◆ **Excerpted data**:

►

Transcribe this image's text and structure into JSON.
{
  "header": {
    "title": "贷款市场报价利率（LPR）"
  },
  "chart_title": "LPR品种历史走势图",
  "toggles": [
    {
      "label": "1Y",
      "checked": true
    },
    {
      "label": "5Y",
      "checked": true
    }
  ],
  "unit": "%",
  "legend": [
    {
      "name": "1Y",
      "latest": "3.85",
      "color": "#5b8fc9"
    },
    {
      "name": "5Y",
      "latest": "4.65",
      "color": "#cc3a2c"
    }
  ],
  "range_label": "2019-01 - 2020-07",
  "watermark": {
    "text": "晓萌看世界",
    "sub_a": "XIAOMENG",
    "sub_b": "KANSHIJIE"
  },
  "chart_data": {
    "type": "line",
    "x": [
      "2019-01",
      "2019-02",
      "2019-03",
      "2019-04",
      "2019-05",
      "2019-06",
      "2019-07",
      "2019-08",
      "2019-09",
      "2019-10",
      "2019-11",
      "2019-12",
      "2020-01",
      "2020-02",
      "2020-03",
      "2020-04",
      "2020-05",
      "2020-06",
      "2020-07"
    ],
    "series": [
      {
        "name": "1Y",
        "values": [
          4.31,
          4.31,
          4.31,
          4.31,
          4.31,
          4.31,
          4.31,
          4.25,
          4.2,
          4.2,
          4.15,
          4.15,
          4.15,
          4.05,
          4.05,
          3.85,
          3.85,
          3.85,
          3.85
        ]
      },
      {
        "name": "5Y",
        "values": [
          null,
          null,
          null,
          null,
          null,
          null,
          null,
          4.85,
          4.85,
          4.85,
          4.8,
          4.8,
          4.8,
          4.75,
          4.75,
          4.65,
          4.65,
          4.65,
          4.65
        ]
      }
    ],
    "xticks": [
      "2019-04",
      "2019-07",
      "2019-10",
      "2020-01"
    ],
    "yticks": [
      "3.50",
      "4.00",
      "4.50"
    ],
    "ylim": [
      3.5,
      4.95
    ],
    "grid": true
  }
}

◄

In the listing above, locate each line with "text" and copy it.

◆ **Exercise solution**:
Transcribe this image's text and structure into JSON.
    "text": "晓萌看世界",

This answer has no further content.